### TASK DETAILS
Render the part of the data that opens with the line containing "- candle-body: [119, 214, 124, 229]" and closes with the line containing "- draw-tool-select[interactable]: ▼: [716, 4, 774, 38]" as a numbered list, leaving out any blank lines.

### ENTRIES SUPPLIED
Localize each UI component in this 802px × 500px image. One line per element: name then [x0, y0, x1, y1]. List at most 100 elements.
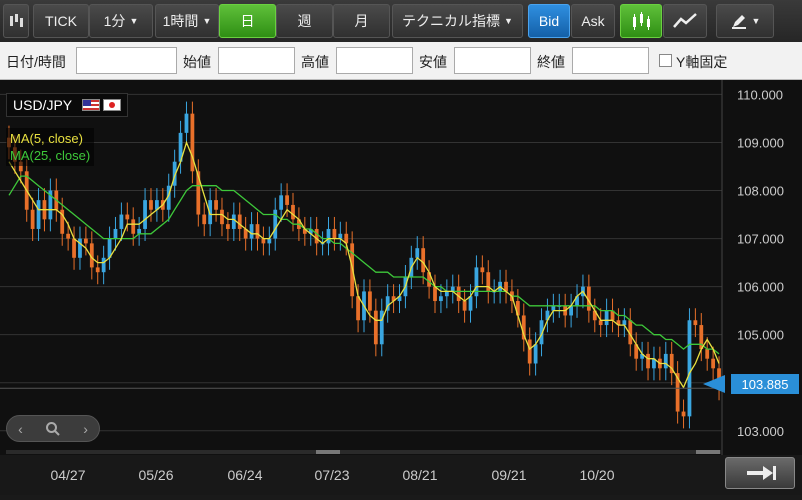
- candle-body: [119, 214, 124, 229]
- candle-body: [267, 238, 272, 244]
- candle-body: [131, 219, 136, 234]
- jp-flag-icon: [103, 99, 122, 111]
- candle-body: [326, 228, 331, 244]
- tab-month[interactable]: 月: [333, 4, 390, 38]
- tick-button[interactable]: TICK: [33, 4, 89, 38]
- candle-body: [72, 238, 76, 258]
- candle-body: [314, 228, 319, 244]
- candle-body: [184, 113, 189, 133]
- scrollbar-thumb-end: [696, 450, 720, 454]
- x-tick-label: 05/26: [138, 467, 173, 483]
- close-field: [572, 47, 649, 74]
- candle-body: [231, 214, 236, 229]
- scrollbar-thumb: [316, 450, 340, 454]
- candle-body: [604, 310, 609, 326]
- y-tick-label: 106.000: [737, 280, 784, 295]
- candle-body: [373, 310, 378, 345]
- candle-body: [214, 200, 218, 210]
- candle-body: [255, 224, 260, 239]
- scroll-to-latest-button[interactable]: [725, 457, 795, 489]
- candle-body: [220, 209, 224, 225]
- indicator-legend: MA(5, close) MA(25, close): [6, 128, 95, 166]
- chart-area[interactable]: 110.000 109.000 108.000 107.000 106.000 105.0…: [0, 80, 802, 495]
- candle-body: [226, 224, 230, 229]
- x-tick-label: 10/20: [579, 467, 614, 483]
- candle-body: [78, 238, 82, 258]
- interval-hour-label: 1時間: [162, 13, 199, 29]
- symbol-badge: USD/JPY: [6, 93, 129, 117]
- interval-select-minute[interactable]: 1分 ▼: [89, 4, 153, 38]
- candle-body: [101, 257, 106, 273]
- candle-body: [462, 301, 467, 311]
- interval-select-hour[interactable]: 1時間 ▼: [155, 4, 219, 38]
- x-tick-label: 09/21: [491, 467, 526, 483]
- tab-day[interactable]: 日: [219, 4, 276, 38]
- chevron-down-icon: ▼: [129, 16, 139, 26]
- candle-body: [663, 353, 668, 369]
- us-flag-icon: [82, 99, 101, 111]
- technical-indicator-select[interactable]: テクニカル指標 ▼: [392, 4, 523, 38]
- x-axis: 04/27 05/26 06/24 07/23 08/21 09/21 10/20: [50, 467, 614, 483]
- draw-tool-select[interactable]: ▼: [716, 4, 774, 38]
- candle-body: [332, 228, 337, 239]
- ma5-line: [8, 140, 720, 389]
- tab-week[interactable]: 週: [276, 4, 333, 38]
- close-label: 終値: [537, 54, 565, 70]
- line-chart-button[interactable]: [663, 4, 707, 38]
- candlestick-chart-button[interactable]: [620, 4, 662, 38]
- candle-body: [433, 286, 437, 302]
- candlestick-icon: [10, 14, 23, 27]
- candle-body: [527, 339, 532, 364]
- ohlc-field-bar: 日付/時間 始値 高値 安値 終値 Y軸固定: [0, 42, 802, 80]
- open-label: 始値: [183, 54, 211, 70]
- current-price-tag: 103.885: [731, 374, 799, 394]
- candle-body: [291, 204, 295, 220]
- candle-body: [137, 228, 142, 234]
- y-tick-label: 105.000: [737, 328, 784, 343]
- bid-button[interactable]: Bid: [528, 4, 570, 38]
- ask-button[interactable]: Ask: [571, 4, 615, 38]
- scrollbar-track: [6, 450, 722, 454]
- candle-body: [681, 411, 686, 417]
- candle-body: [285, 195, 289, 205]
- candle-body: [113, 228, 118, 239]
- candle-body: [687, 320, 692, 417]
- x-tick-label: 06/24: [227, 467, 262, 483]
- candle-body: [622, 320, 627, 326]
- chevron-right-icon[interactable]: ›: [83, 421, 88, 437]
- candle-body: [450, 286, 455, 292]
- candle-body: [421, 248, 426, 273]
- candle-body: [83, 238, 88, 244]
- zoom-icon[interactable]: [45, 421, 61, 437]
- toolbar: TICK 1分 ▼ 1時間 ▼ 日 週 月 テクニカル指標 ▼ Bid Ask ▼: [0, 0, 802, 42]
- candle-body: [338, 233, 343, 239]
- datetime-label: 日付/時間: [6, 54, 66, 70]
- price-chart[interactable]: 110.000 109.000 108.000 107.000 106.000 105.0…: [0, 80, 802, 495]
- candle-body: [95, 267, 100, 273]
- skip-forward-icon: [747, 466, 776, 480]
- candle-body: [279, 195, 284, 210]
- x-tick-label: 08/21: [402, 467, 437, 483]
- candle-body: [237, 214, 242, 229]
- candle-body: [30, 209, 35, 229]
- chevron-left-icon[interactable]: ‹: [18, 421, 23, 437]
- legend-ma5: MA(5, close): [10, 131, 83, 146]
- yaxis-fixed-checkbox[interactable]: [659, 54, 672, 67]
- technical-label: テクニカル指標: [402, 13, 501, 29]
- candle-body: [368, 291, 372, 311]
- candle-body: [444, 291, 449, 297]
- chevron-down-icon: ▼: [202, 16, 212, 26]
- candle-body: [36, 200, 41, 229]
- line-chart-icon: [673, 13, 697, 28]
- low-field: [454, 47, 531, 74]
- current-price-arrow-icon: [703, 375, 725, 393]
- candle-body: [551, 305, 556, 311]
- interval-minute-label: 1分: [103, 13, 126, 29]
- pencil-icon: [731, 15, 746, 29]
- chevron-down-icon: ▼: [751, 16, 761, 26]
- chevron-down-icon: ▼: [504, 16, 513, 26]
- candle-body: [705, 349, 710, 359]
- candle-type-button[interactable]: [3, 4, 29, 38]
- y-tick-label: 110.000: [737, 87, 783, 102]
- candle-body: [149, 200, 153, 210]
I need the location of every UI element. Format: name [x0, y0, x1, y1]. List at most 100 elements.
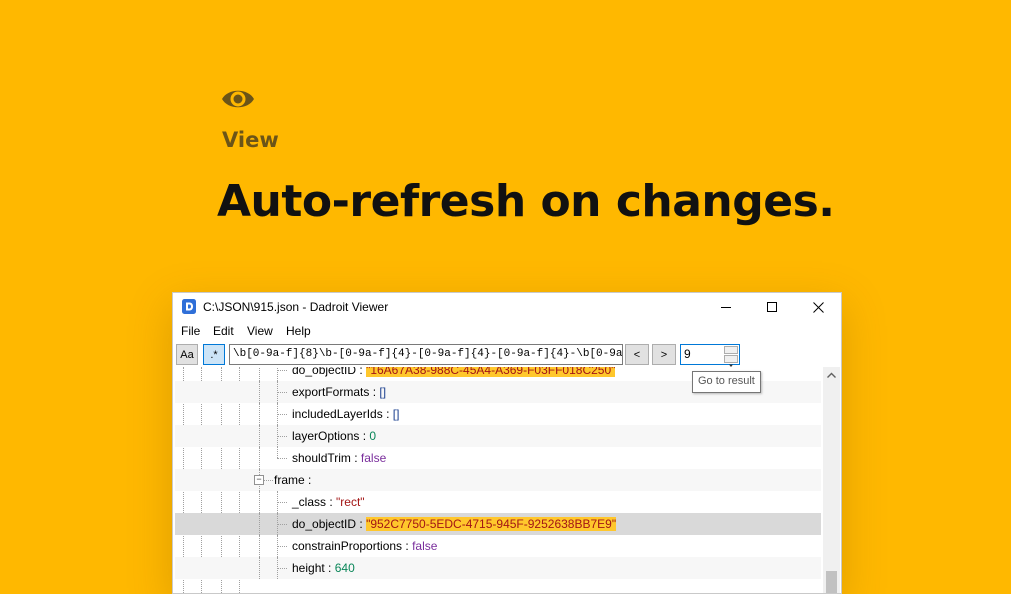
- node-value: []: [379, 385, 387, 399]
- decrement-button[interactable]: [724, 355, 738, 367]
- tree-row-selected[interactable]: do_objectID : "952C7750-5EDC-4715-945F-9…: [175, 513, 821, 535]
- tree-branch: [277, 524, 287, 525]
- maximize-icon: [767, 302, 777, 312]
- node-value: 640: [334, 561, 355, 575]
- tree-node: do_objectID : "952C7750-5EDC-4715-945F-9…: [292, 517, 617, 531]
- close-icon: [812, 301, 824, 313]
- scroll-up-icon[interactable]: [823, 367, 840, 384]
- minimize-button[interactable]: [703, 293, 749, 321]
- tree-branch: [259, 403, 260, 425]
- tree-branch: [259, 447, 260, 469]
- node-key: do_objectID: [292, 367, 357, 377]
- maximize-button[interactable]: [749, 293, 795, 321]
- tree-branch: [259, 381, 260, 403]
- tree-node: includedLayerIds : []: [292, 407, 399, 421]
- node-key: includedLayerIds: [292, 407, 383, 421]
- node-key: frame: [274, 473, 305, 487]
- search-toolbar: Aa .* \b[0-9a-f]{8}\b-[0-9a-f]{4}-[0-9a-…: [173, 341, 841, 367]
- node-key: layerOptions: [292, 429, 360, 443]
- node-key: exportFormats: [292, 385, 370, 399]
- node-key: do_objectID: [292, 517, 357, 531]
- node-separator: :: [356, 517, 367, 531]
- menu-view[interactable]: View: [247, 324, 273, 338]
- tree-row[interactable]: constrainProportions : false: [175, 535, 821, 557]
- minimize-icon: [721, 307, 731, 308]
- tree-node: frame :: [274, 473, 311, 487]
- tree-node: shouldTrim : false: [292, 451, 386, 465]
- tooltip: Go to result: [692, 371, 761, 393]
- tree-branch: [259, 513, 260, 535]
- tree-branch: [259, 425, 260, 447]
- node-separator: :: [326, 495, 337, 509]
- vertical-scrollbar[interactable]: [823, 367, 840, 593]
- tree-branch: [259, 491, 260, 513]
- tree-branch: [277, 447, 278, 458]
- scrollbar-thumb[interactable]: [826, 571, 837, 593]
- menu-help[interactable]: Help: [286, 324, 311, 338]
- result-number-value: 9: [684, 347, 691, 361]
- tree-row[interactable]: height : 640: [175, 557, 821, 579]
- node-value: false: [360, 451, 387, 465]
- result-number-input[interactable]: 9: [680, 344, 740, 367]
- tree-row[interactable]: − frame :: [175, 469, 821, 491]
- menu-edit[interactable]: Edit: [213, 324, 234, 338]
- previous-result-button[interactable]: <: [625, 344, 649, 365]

### WRITTEN SOLUTION
1. - candle-body: [119, 214, 124, 229]
2. - candle-body: [267, 238, 272, 244]
3. - candle-body: [131, 219, 136, 234]
4. - jp-flag-icon: [103, 99, 122, 111]
5. - candle-body: [326, 228, 331, 244]
6. - tab-month[interactable]: 月: [333, 4, 390, 38]
7. - tick-button[interactable]: TICK: [33, 4, 89, 38]
8. - candle-body: [72, 238, 76, 258]
9. - candle-body: [314, 228, 319, 244]
10. - candle-body: [184, 113, 189, 133]
11. - scrollbar-thumb-end: [696, 450, 720, 454]
12. - x-tick-label: 05/26: [138, 467, 173, 483]
13. - close-field: [572, 47, 649, 74]
14. - candle-body: [231, 214, 236, 229]
15. - scrollbar-thumb: [316, 450, 340, 454]
16. - candle-body: [604, 310, 609, 326]
17. - y-tick-label: 106.000: [737, 280, 784, 295]
18. - candle-body: [373, 310, 378, 345]
19. - candle-body: [214, 200, 218, 210]
20. - candle-body: [255, 224, 260, 239]
21. - scroll-to-latest-button[interactable]: [725, 457, 795, 489]
22. - candle-body: [220, 209, 224, 225]
23. - indicator-legend: MA(5, close) MA(25, close): [6, 128, 95, 166]
24. - chart-area[interactable]: 110.000 109.000 108.000 107.000 106.000 105.0…: [0, 80, 802, 495]
25. - candle-body: [226, 224, 230, 229]
26. - x-tick-label: 10/20: [579, 467, 614, 483]
27. - candle-body: [78, 238, 82, 258]
28. - interval-hour-label: 1時間: [162, 13, 199, 29]
29. - symbol-badge: USD/JPY: [6, 93, 129, 117]
30. - interval-select-minute[interactable]: 1分 ▼: [89, 4, 153, 38]
31. - candle-body: [101, 257, 106, 273]
32. - candle-body: [462, 301, 467, 311]
33. - interval-select-hour[interactable]: 1時間 ▼: [155, 4, 219, 38]
34. - x-tick-label: 09/21: [491, 467, 526, 483]
35. - tab-day[interactable]: 日: [219, 4, 276, 38]
36. - chevron-down-icon: ▼: [129, 16, 139, 26]
37. - candle-body: [663, 353, 668, 369]
38. - us-flag-icon: [82, 99, 101, 111]
39. - technical-indicator-select[interactable]: テクニカル指標 ▼: [392, 4, 523, 38]
40. - x-axis: 04/27 05/26 06/24 07/23 08/21 09/21 10/20: [50, 467, 614, 483]
41. - draw-tool-select[interactable]: ▼: [716, 4, 774, 38]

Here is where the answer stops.